Reproduce the data below, substituting "marker" for every "data-point" and keeping everything else unchanged. Leave the pictures out of your answer.
— Start Given data —
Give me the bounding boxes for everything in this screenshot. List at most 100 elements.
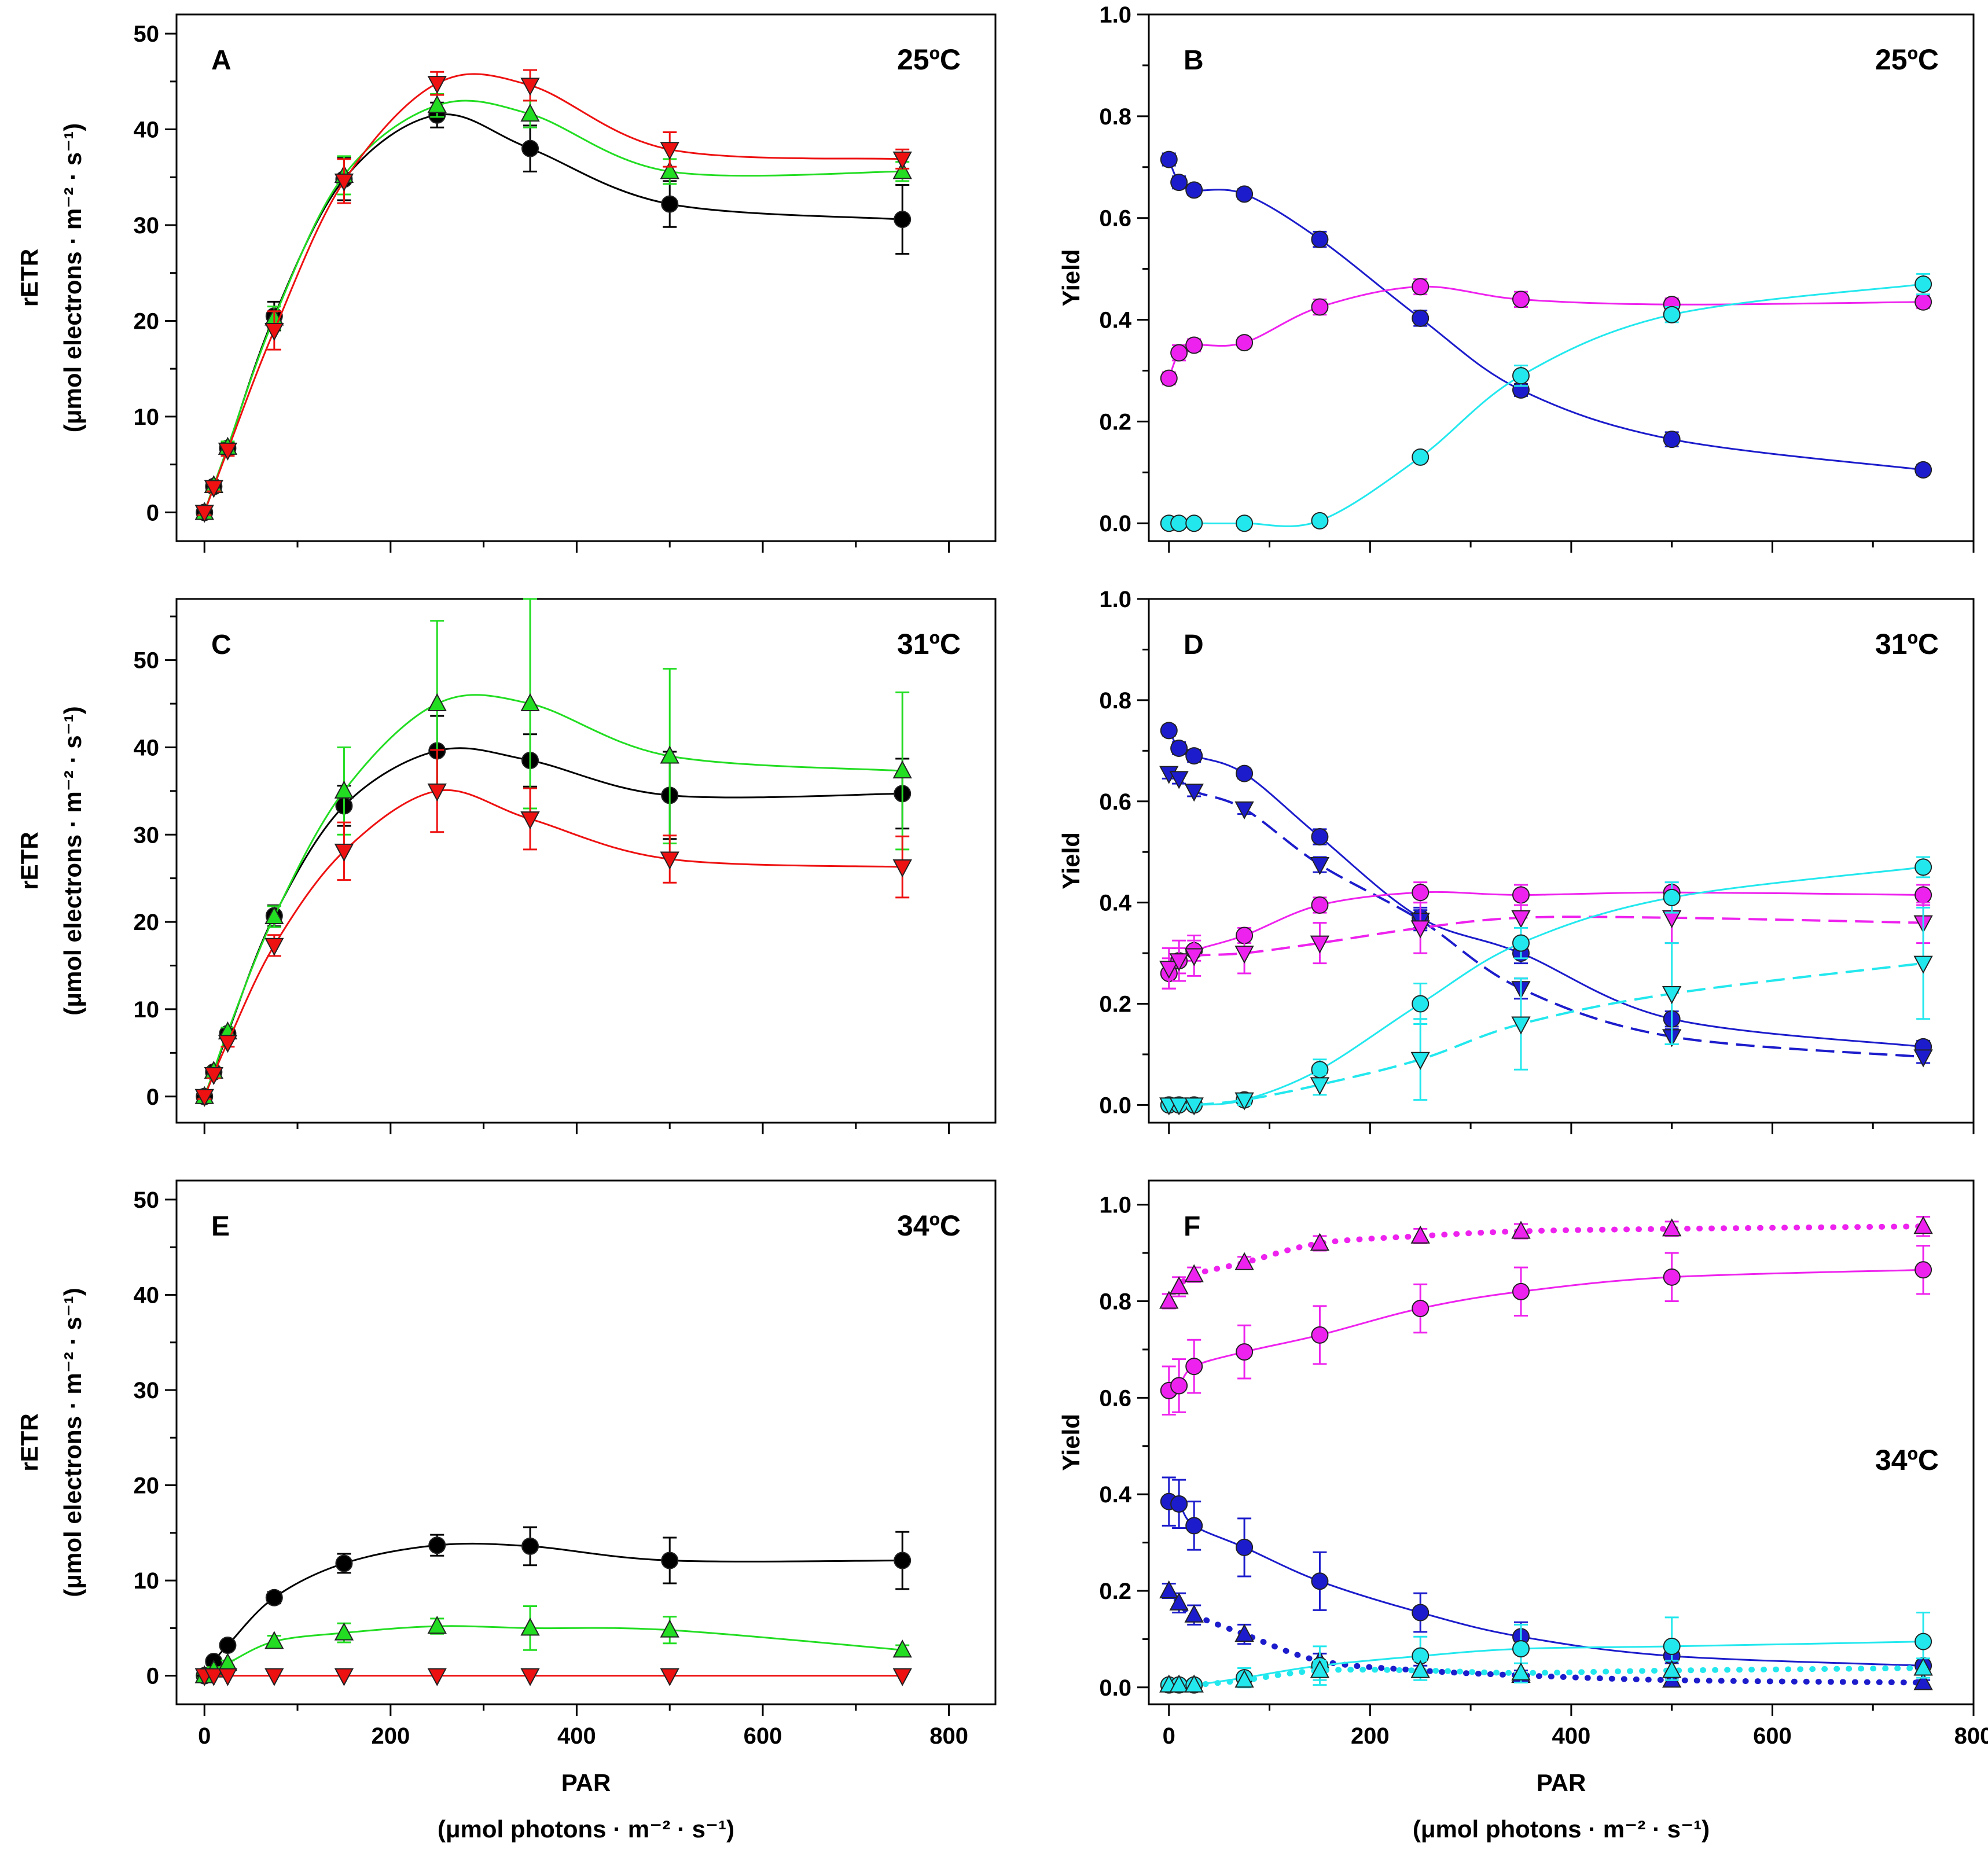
y-axis-title: rETR	[16, 832, 43, 889]
series-line	[1168, 962, 1924, 1107]
data-point	[1914, 293, 1932, 311]
data-point	[1662, 1660, 1682, 1678]
data-point	[1663, 1268, 1681, 1286]
y-tick-label: 0.8	[1099, 688, 1131, 714]
data-point	[204, 1067, 223, 1086]
data-point	[660, 161, 679, 179]
data-point	[1914, 886, 1932, 904]
data-point	[520, 103, 540, 122]
data-point	[894, 1552, 912, 1569]
x-tick-label: 800	[1954, 1723, 1988, 1749]
data-point	[1234, 1092, 1254, 1111]
data-point	[1236, 1343, 1254, 1361]
data-point	[1185, 1517, 1203, 1535]
y-tick-label: 0.2	[1099, 1579, 1131, 1604]
y-tick-label: 0.6	[1099, 789, 1131, 815]
data-point	[1311, 298, 1329, 316]
data-point	[1512, 1640, 1530, 1658]
x-tick-label: 400	[1552, 1723, 1591, 1749]
data-point	[1185, 1358, 1203, 1376]
data-point	[1169, 771, 1189, 789]
data-point	[1512, 291, 1530, 308]
data-point	[427, 95, 447, 113]
data-point	[1170, 1495, 1188, 1513]
y-axis-title: Yield	[1057, 832, 1085, 889]
y-tick-label: 10	[134, 997, 160, 1023]
x-tick-label: 600	[1753, 1723, 1792, 1749]
data-point	[1410, 920, 1430, 939]
y-axis-title: Yield	[1057, 249, 1085, 307]
y-axis-title: Yield	[1057, 1414, 1085, 1471]
data-point	[1511, 910, 1531, 928]
y-tick-label: 0.0	[1099, 1675, 1131, 1701]
data-point	[194, 505, 214, 523]
panel-c: 0 10 20 30 40 50 rETR (μmol electrons · m⁻² · s…	[16, 598, 997, 1134]
data-point	[218, 1035, 238, 1053]
x-tick-label: 0	[198, 1723, 211, 1749]
data-point	[1913, 1216, 1933, 1234]
data-point	[520, 693, 540, 711]
y-tick-label: 1.0	[1099, 2, 1131, 28]
y-tick-label: 30	[134, 213, 160, 238]
data-point	[334, 1668, 354, 1686]
y-tick-label: 50	[134, 648, 160, 674]
data-point	[1310, 1077, 1330, 1095]
data-point	[1159, 1291, 1179, 1309]
series-d-6	[1159, 906, 1933, 1116]
x-axis-units: (μmol photons · m⁻² · s⁻¹)	[1413, 1815, 1710, 1843]
data-point	[1234, 1623, 1254, 1642]
data-point	[520, 1617, 540, 1636]
y-tick-label: 40	[134, 117, 160, 143]
data-point	[660, 745, 679, 764]
panel-d-frame	[1148, 598, 1975, 1124]
data-point	[1511, 1220, 1531, 1239]
data-point	[1184, 1604, 1204, 1623]
panel-letter: A	[211, 45, 231, 76]
data-point	[1184, 1264, 1204, 1282]
x-tick-label: 200	[371, 1723, 410, 1749]
y-tick-label: 40	[134, 735, 160, 760]
data-point	[521, 1537, 539, 1555]
y-tick-label: 0.0	[1099, 511, 1131, 536]
series-b-2	[1160, 278, 1932, 387]
data-point	[1234, 1252, 1254, 1270]
temperature-label: 31ºC	[1875, 628, 1939, 660]
data-point	[427, 1615, 447, 1634]
series-f-6	[1159, 1657, 1933, 1693]
panel-c-frame	[175, 598, 997, 1124]
data-point	[1184, 1097, 1204, 1116]
temperature-label: 34ºC	[1875, 1444, 1939, 1476]
panel-letter: C	[211, 630, 231, 660]
data-point	[1184, 948, 1204, 966]
temperature-label: 25ºC	[1875, 43, 1939, 76]
data-point	[335, 1554, 353, 1572]
data-point	[1310, 1233, 1330, 1251]
data-point	[1512, 934, 1530, 952]
data-point	[661, 195, 679, 213]
series-f-1	[1159, 1216, 1933, 1310]
panel-f-frame	[1148, 1179, 1975, 1705]
data-point	[1160, 369, 1178, 387]
data-point	[1412, 1300, 1430, 1318]
y-tick-label: 0.4	[1099, 1482, 1131, 1508]
x-tick-label: 800	[929, 1723, 968, 1749]
data-point	[1914, 1261, 1932, 1279]
data-point	[1169, 953, 1189, 972]
data-point	[1185, 514, 1203, 532]
data-point	[1170, 739, 1188, 757]
series-e-2	[194, 1605, 912, 1683]
y-tick-label: 0.6	[1099, 206, 1131, 231]
series-d-2	[1159, 766, 1933, 1068]
x-axis-title: PAR	[1537, 1769, 1586, 1796]
data-point	[334, 843, 354, 862]
data-point	[1410, 1225, 1430, 1244]
data-point	[264, 937, 284, 956]
y-tick-label: 20	[134, 910, 160, 935]
data-point	[1512, 367, 1530, 385]
data-point	[1185, 336, 1203, 354]
data-point	[660, 1619, 679, 1638]
y-tick-label: 50	[134, 21, 160, 47]
data-point	[1170, 174, 1188, 192]
y-tick-label: 30	[134, 822, 160, 848]
temperature-label: 25ºC	[897, 43, 961, 76]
— End Given data —
- Task result
Give me the bounding boxes for everything in this screenshot. List at most 100 elements.
y-axis-title: rETR	[16, 832, 43, 889]
series-line	[1168, 962, 1924, 1107]
marker	[1914, 293, 1932, 311]
marker	[1662, 1660, 1682, 1678]
marker	[1663, 1268, 1681, 1286]
y-tick-label: 0.8	[1099, 688, 1131, 714]
marker	[204, 1067, 223, 1086]
marker	[660, 161, 679, 179]
marker	[1914, 886, 1932, 904]
marker	[520, 103, 540, 122]
marker	[894, 1552, 912, 1569]
x-tick-label: 800	[1954, 1723, 1988, 1749]
marker	[1234, 1092, 1254, 1111]
marker	[1236, 1343, 1254, 1361]
marker	[1185, 1517, 1203, 1535]
y-tick-label: 0.2	[1099, 1579, 1131, 1604]
y-tick-label: 0.6	[1099, 789, 1131, 815]
marker	[1311, 298, 1329, 316]
marker	[1512, 1640, 1530, 1658]
x-tick-label: 400	[1552, 1723, 1591, 1749]
marker	[1185, 1358, 1203, 1376]
marker	[1169, 771, 1189, 789]
marker	[1512, 291, 1530, 308]
marker	[427, 95, 447, 113]
marker	[1170, 1495, 1188, 1513]
y-axis-title: Yield	[1057, 832, 1085, 889]
y-tick-label: 10	[134, 997, 160, 1023]
x-tick-label: 600	[1753, 1723, 1792, 1749]
marker	[1410, 920, 1430, 939]
y-axis-title: Yield	[1057, 249, 1085, 307]
y-axis-title: Yield	[1057, 1414, 1085, 1471]
marker	[1511, 910, 1531, 928]
y-tick-label: 0.0	[1099, 1675, 1131, 1701]
marker	[194, 505, 214, 523]
panel-c: 0 10 20 30 40 50 rETR (μmol electrons · m⁻² · s…	[16, 598, 997, 1134]
marker	[218, 1035, 238, 1053]
x-tick-label: 0	[198, 1723, 211, 1749]
marker	[1913, 1216, 1933, 1234]
marker	[520, 693, 540, 711]
y-tick-label: 1.0	[1099, 2, 1131, 28]
y-tick-label: 30	[134, 213, 160, 238]
marker	[334, 1668, 354, 1686]
y-tick-label: 50	[134, 648, 160, 674]
marker	[1310, 1077, 1330, 1095]
marker	[1159, 1291, 1179, 1309]
series-d-6	[1159, 906, 1933, 1116]
x-axis-units: (μmol photons · m⁻² · s⁻¹)	[1413, 1815, 1710, 1843]
marker	[1234, 1623, 1254, 1642]
marker	[520, 1617, 540, 1636]
y-tick-label: 40	[134, 117, 160, 143]
marker	[660, 745, 679, 764]
panel-d-frame	[1148, 598, 1975, 1124]
marker	[1511, 1220, 1531, 1239]
marker	[1184, 1604, 1204, 1623]
panel-letter: A	[211, 45, 231, 76]
marker	[1184, 1264, 1204, 1282]
x-tick-label: 200	[371, 1723, 410, 1749]
y-tick-label: 40	[134, 735, 160, 760]
marker	[521, 1537, 539, 1555]
y-tick-label: 0.0	[1099, 511, 1131, 536]
series-b-2	[1160, 278, 1932, 387]
marker	[1234, 1252, 1254, 1270]
temperature-label: 31ºC	[1875, 628, 1939, 660]
marker	[427, 1615, 447, 1634]
series-f-6	[1159, 1657, 1933, 1693]
panel-c-frame	[175, 598, 997, 1124]
marker	[1184, 1097, 1204, 1116]
temperature-label: 34ºC	[1875, 1444, 1939, 1476]
panel-letter: C	[211, 630, 231, 660]
marker	[1184, 948, 1204, 966]
temperature-label: 25ºC	[1875, 43, 1939, 76]
marker	[335, 1554, 353, 1572]
marker	[1310, 1233, 1330, 1251]
marker	[1512, 934, 1530, 952]
marker	[661, 195, 679, 213]
series-f-1	[1159, 1216, 1933, 1310]
panel-f-frame	[1148, 1179, 1975, 1705]
marker	[1160, 369, 1178, 387]
marker	[1412, 1300, 1430, 1318]
y-tick-label: 0.4	[1099, 1482, 1131, 1508]
x-tick-label: 800	[929, 1723, 968, 1749]
marker	[1914, 1261, 1932, 1279]
marker	[1169, 953, 1189, 972]
marker	[1185, 514, 1203, 532]
marker	[1170, 739, 1188, 757]
series-e-2	[194, 1605, 912, 1683]
y-tick-label: 0.6	[1099, 206, 1131, 231]
series-d-2	[1159, 766, 1933, 1068]
x-axis-title: PAR	[1537, 1769, 1586, 1796]
marker	[334, 843, 354, 862]
marker	[1410, 1225, 1430, 1244]
marker	[264, 937, 284, 956]
y-tick-label: 20	[134, 910, 160, 935]
marker	[1512, 367, 1530, 385]
marker	[1185, 336, 1203, 354]
marker	[660, 1619, 679, 1638]
y-tick-label: 50	[134, 21, 160, 47]
marker	[1170, 174, 1188, 192]
y-tick-label: 30	[134, 822, 160, 848]
temperature-label: 25ºC	[897, 43, 961, 76]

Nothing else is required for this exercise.